# Start of Materials provided
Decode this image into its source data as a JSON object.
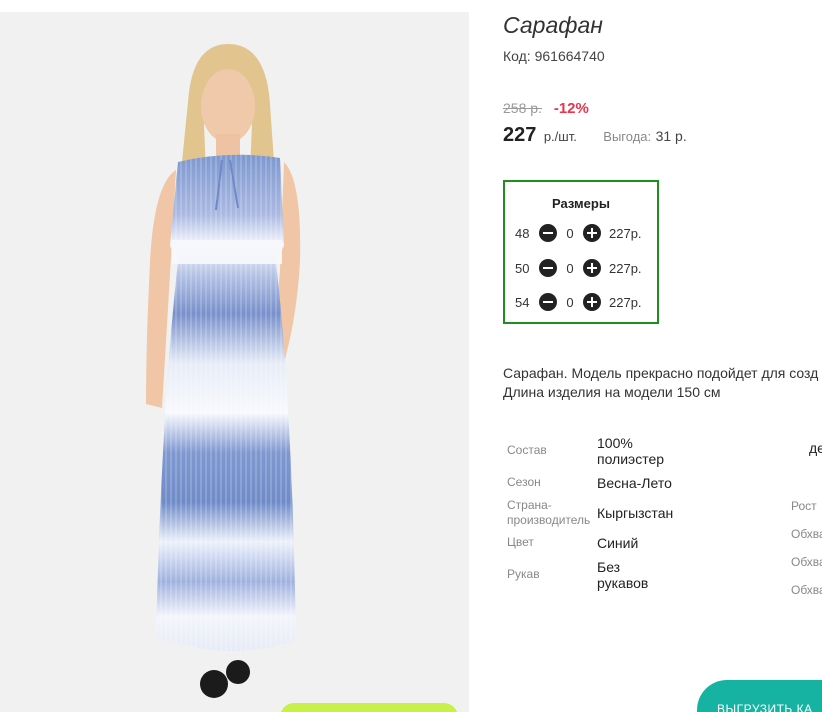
{
  "product": {
    "title": "Сарафан",
    "code": "Код: 961664740",
    "old_price": "258 р.",
    "discount": "-12%",
    "price": "227",
    "unit": "р./шт.",
    "save_label": "Выгода:",
    "save_value": "31 р."
  },
  "sizes": {
    "title": "Размеры",
    "rows": [
      {
        "size": "48",
        "qty": "0",
        "price": "227р."
      },
      {
        "size": "50",
        "qty": "0",
        "price": "227р."
      },
      {
        "size": "54",
        "qty": "0",
        "price": "227р."
      }
    ]
  },
  "description": {
    "line1": "Сарафан. Модель прекрасно подойдет для созд",
    "line2": "Длина изделия на модели 150 см"
  },
  "specs": {
    "composition_label": "Состав",
    "composition_value_1": "100%",
    "composition_value_2": "полиэстер",
    "season_label": "Сезон",
    "season_value": "Весна-Лето",
    "country_label_1": "Страна-",
    "country_label_2": "производитель",
    "country_value": "Кыргызстан",
    "color_label": "Цвет",
    "color_value": "Синий",
    "sleeve_label": "Рукав",
    "sleeve_value_1": "Без",
    "sleeve_value_2": "рукавов",
    "right_col_top": "де",
    "height_label": "Рост",
    "girth_label_1": "Обхва",
    "girth_label_2": "Обхва",
    "girth_label_3": "Обхва"
  },
  "actions": {
    "export_label": "выгрузить ка"
  },
  "colors": {
    "discount": "#e8344e",
    "sizes_border": "#1e8f1e",
    "cta_green": "#c8f04a",
    "cta_teal": "#16b3a2"
  }
}
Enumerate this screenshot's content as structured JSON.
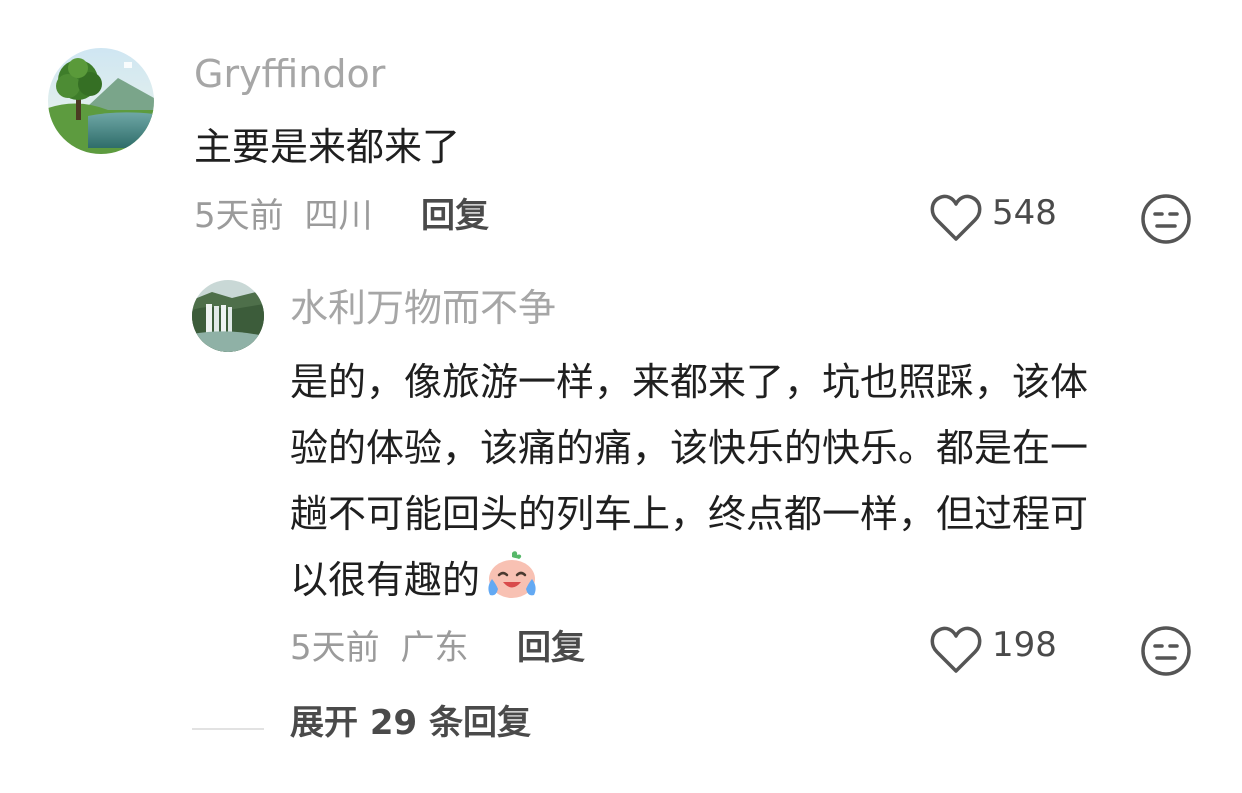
{
  "comment": {
    "username": "Gryffindor",
    "text": "主要是来都来了",
    "time": "5天前",
    "location": "四川",
    "reply_label": "回复",
    "likes": "548",
    "icons": {
      "like": "heart-outline-icon",
      "dislike": "unhappy-face-icon",
      "avatar": "landscape-tree-lake-avatar"
    }
  },
  "reply": {
    "username": "水利万物而不争",
    "lines": [
      "是的，像旅游一样，来都来了，坑也照踩，该体",
      "验的体验，该痛的痛，该快乐的快乐。都是在一",
      "趟不可能回头的列车上，终点都一样，但过程可",
      "以很有趣的"
    ],
    "time": "5天前",
    "location": "广东",
    "reply_label": "回复",
    "likes": "198",
    "icons": {
      "like": "heart-outline-icon",
      "dislike": "unhappy-face-icon",
      "emoji": "crying-laughing-emoji",
      "avatar": "waterfall-avatar"
    }
  },
  "expand_replies": "展开 29 条回复",
  "colors": {
    "username": "#a6a6a6",
    "text": "#1f1f1f",
    "meta": "#9b9b9b",
    "action": "#4a4a4a"
  }
}
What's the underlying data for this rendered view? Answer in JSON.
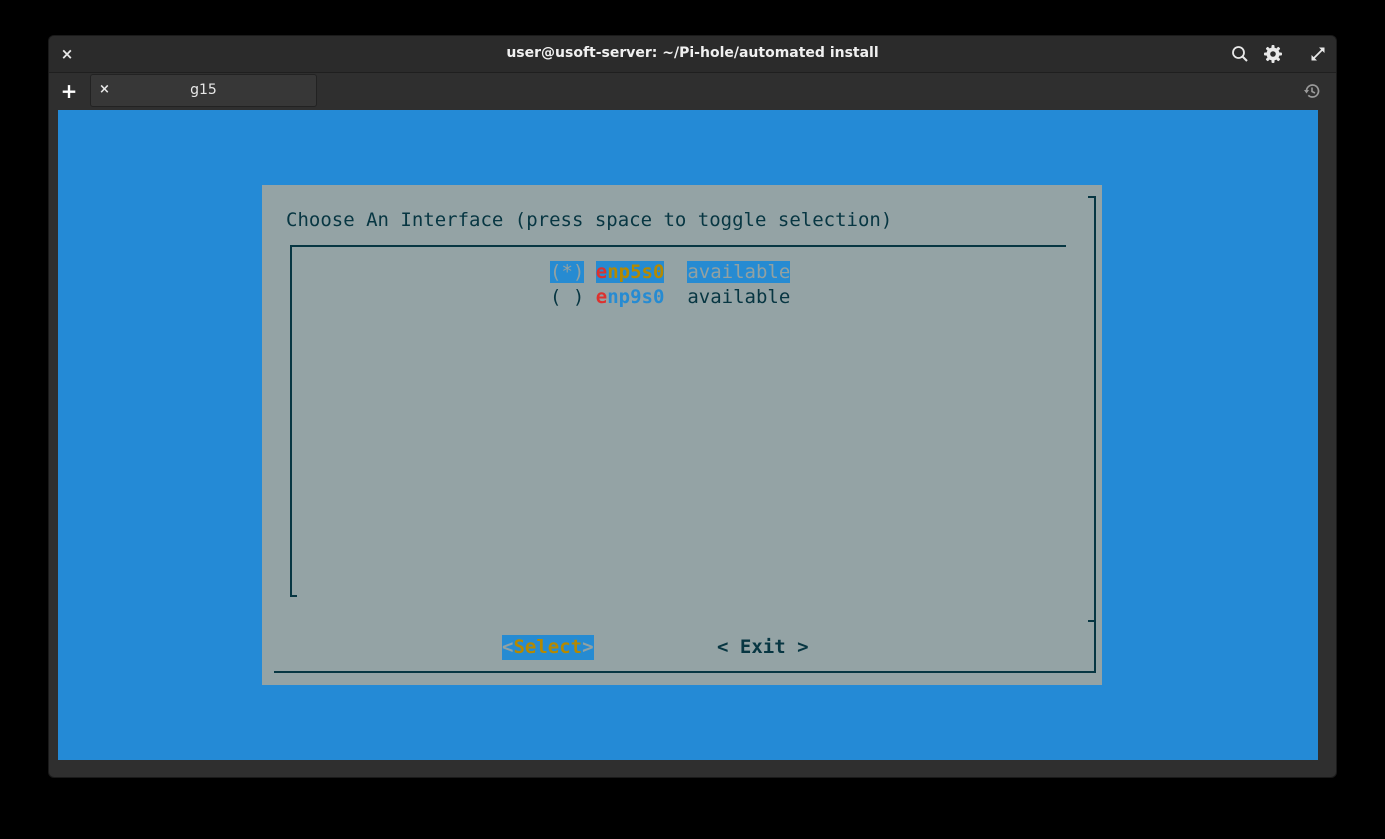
# End of Materials provided
-- What is needed --
Print out the material word for word, omitting the pictures.

-- Correct response --
Decode this image into its source data as a JSON object.
{
  "product": {
    "title": "Сарафан",
    "code": "Код: 961664740",
    "old_price": "258 р.",
    "discount": "-12%",
    "price": "227",
    "unit": "р./шт.",
    "save_label": "Выгода:",
    "save_value": "31 р."
  },
  "sizes": {
    "title": "Размеры",
    "rows": [
      {
        "size": "48",
        "qty": "0",
        "price": "227р."
      },
      {
        "size": "50",
        "qty": "0",
        "price": "227р."
      },
      {
        "size": "54",
        "qty": "0",
        "price": "227р."
      }
    ]
  },
  "description": {
    "line1": "Сарафан. Модель прекрасно подойдет для созд",
    "line2": "Длина изделия на модели 150 см"
  },
  "specs": {
    "composition_label": "Состав",
    "composition_value_1": "100%",
    "composition_value_2": "полиэстер",
    "season_label": "Сезон",
    "season_value": "Весна-Лето",
    "country_label_1": "Страна-",
    "country_label_2": "производитель",
    "country_value": "Кыргызстан",
    "color_label": "Цвет",
    "color_value": "Синий",
    "sleeve_label": "Рукав",
    "sleeve_value_1": "Без",
    "sleeve_value_2": "рукавов",
    "right_col_top": "де",
    "height_label": "Рост",
    "girth_label_1": "Обхва",
    "girth_label_2": "Обхва",
    "girth_label_3": "Обхва"
  },
  "actions": {
    "export_label": "выгрузить ка"
  },
  "colors": {
    "discount": "#e8344e",
    "sizes_border": "#1e8f1e",
    "cta_green": "#c8f04a",
    "cta_teal": "#16b3a2"
  }
}
Enumerate this screenshot's content as structured JSON.
{
  "comment": {
    "username": "Gryffindor",
    "text": "主要是来都来了",
    "time": "5天前",
    "location": "四川",
    "reply_label": "回复",
    "likes": "548",
    "icons": {
      "like": "heart-outline-icon",
      "dislike": "unhappy-face-icon",
      "avatar": "landscape-tree-lake-avatar"
    }
  },
  "reply": {
    "username": "水利万物而不争",
    "lines": [
      "是的，像旅游一样，来都来了，坑也照踩，该体",
      "验的体验，该痛的痛，该快乐的快乐。都是在一",
      "趟不可能回头的列车上，终点都一样，但过程可",
      "以很有趣的"
    ],
    "time": "5天前",
    "location": "广东",
    "reply_label": "回复",
    "likes": "198",
    "icons": {
      "like": "heart-outline-icon",
      "dislike": "unhappy-face-icon",
      "emoji": "crying-laughing-emoji",
      "avatar": "waterfall-avatar"
    }
  },
  "expand_replies": "展开 29 条回复",
  "colors": {
    "username": "#a6a6a6",
    "text": "#1f1f1f",
    "meta": "#9b9b9b",
    "action": "#4a4a4a"
  }
}
What's the underlying data for this rendered view? Answer in JSON.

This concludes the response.